**Stored records:**

----------

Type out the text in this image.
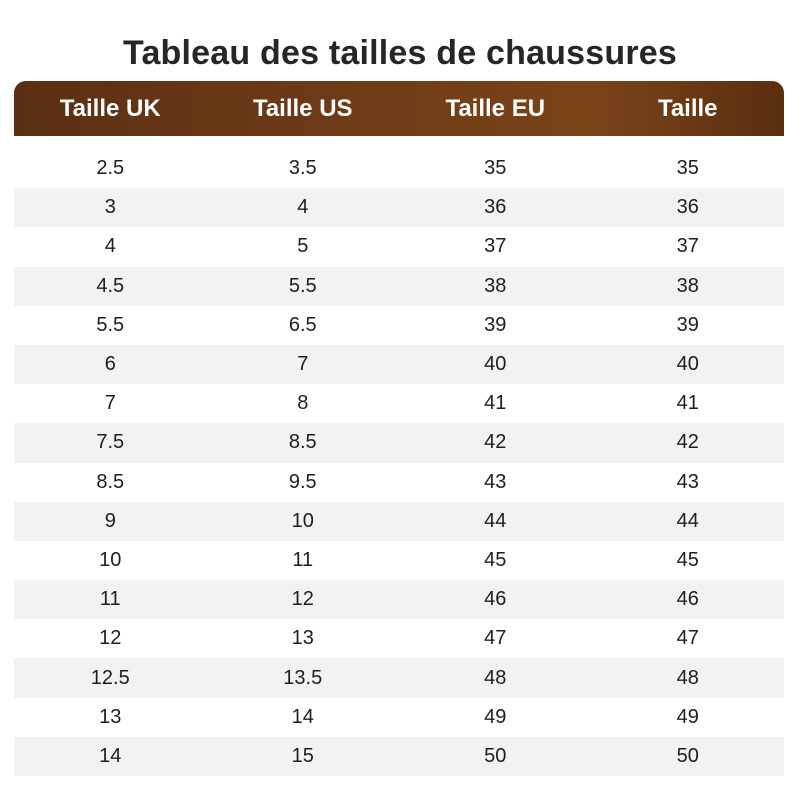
Tableau des tailles de chaussures
Taille UK	Taille US	Taille EU	Taille
2.5	3.5	35	35
3	4	36	36
4	5	37	37
4.5	5.5	38	38
5.5	6.5	39	39
6	7	40	40
7	8	41	41
7.5	8.5	42	42
8.5	9.5	43	43
9	10	44	44
10	11	45	45
11	12	46	46
12	13	47	47
12.5	13.5	48	48
13	14	49	49
14	15	50	50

----------

**Direction:** From start to finish, output the listing exactly, but omit its pictures.

**Output for this exercise:**
Type out the text in this image.
Tableau des tailles de chaussures
Taille UK	Taille US	Taille EU	Taille
2.5	3.5	35	35
3	4	36	36
4	5	37	37
4.5	5.5	38	38
5.5	6.5	39	39
6	7	40	40
7	8	41	41
7.5	8.5	42	42
8.5	9.5	43	43
9	10	44	44
10	11	45	45
11	12	46	46
12	13	47	47
12.5	13.5	48	48
13	14	49	49
14	15	50	50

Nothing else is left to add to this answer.